### CHALLENGE
Keep only the lines of the listing that include the word "France", and copy them.

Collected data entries
+-------+
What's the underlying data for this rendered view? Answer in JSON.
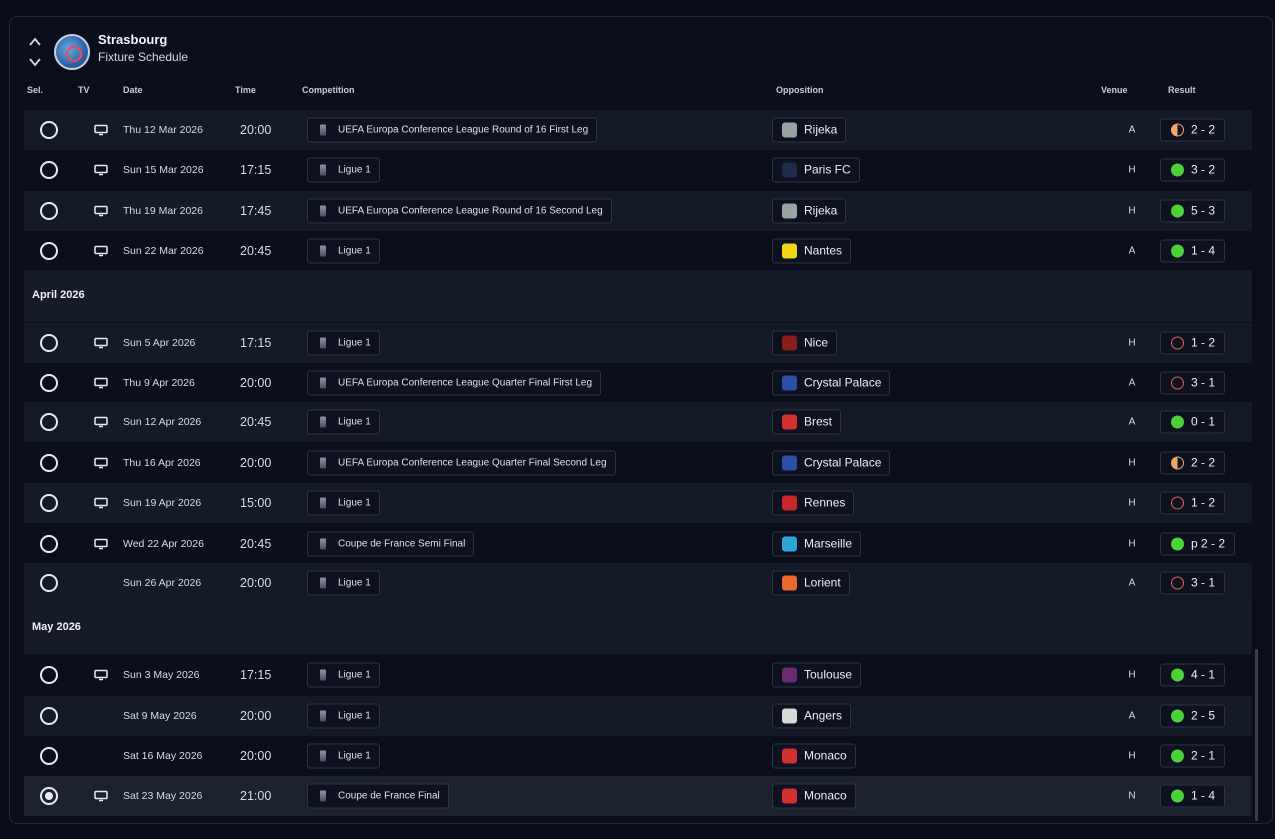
{
  "header": {
    "club": "Strasbourg",
    "subtitle": "Fixture Schedule"
  },
  "columns": {
    "sel": "Sel.",
    "tv": "TV",
    "date": "Date",
    "time": "Time",
    "competition": "Competition",
    "opposition": "Opposition",
    "venue": "Venue",
    "result": "Result"
  },
  "months": [
    "April 2026",
    "May 2026"
  ],
  "fixtures": [
    {
      "tv": true,
      "date": "Thu 12 Mar 2026",
      "time": "20:00",
      "competition": "UEFA Europa Conference League Round of 16  First Leg",
      "opposition": "Rijeka",
      "venue": "A",
      "result": "2 - 2",
      "outcome": "draw",
      "crest": "#9aa3a0"
    },
    {
      "tv": true,
      "date": "Sun 15 Mar 2026",
      "time": "17:15",
      "competition": "Ligue 1",
      "opposition": "Paris FC",
      "venue": "H",
      "result": "3 - 2",
      "outcome": "win",
      "crest": "#1e2b4a"
    },
    {
      "tv": true,
      "date": "Thu 19 Mar 2026",
      "time": "17:45",
      "competition": "UEFA Europa Conference League Round of 16  Second Leg",
      "opposition": "Rijeka",
      "venue": "H",
      "result": "5 - 3",
      "outcome": "win",
      "crest": "#9aa3a0"
    },
    {
      "tv": true,
      "date": "Sun 22 Mar 2026",
      "time": "20:45",
      "competition": "Ligue 1",
      "opposition": "Nantes",
      "venue": "A",
      "result": "1 - 4",
      "outcome": "win",
      "crest": "#f2d41a"
    },
    {
      "tv": true,
      "date": "Sun 5 Apr 2026",
      "time": "17:15",
      "competition": "Ligue 1",
      "opposition": "Nice",
      "venue": "H",
      "result": "1 - 2",
      "outcome": "loss",
      "crest": "#8a1c1c"
    },
    {
      "tv": true,
      "date": "Thu 9 Apr 2026",
      "time": "20:00",
      "competition": "UEFA Europa Conference League Quarter Final First Leg",
      "opposition": "Crystal Palace",
      "venue": "A",
      "result": "3 - 1",
      "outcome": "loss",
      "crest": "#2a4fa8"
    },
    {
      "tv": true,
      "date": "Sun 12 Apr 2026",
      "time": "20:45",
      "competition": "Ligue 1",
      "opposition": "Brest",
      "venue": "A",
      "result": "0 - 1",
      "outcome": "win",
      "crest": "#d32f2f"
    },
    {
      "tv": true,
      "date": "Thu 16 Apr 2026",
      "time": "20:00",
      "competition": "UEFA Europa Conference League Quarter Final Second Leg",
      "opposition": "Crystal Palace",
      "venue": "H",
      "result": "2 - 2",
      "outcome": "draw",
      "crest": "#2a4fa8"
    },
    {
      "tv": true,
      "date": "Sun 19 Apr 2026",
      "time": "15:00",
      "competition": "Ligue 1",
      "opposition": "Rennes",
      "venue": "H",
      "result": "1 - 2",
      "outcome": "loss",
      "crest": "#c62828"
    },
    {
      "tv": true,
      "date": "Wed 22 Apr 2026",
      "time": "20:45",
      "competition": "Coupe de France Semi Final",
      "opposition": "Marseille",
      "venue": "H",
      "result": "p 2 - 2",
      "outcome": "win",
      "crest": "#2aa6d9"
    },
    {
      "tv": false,
      "date": "Sun 26 Apr 2026",
      "time": "20:00",
      "competition": "Ligue 1",
      "opposition": "Lorient",
      "venue": "A",
      "result": "3 - 1",
      "outcome": "loss",
      "crest": "#e8692a"
    },
    {
      "tv": true,
      "date": "Sun 3 May 2026",
      "time": "17:15",
      "competition": "Ligue 1",
      "opposition": "Toulouse",
      "venue": "H",
      "result": "4 - 1",
      "outcome": "win",
      "crest": "#6b2a6e"
    },
    {
      "tv": false,
      "date": "Sat 9 May 2026",
      "time": "20:00",
      "competition": "Ligue 1",
      "opposition": "Angers",
      "venue": "A",
      "result": "2 - 5",
      "outcome": "win",
      "crest": "#d9d9d9"
    },
    {
      "tv": false,
      "date": "Sat 16 May 2026",
      "time": "20:00",
      "competition": "Ligue 1",
      "opposition": "Monaco",
      "venue": "H",
      "result": "2 - 1",
      "outcome": "win",
      "crest": "#d32f2f"
    },
    {
      "tv": true,
      "date": "Sat 23 May 2026",
      "time": "21:00",
      "competition": "Coupe de France Final",
      "opposition": "Monaco",
      "venue": "N",
      "result": "1 - 4",
      "outcome": "win",
      "crest": "#d32f2f",
      "selected": true
    }
  ]
}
+-------+
### EXERCISE RESULT
      "competition": "Coupe de France Semi Final",
      "competition": "Coupe de France Final",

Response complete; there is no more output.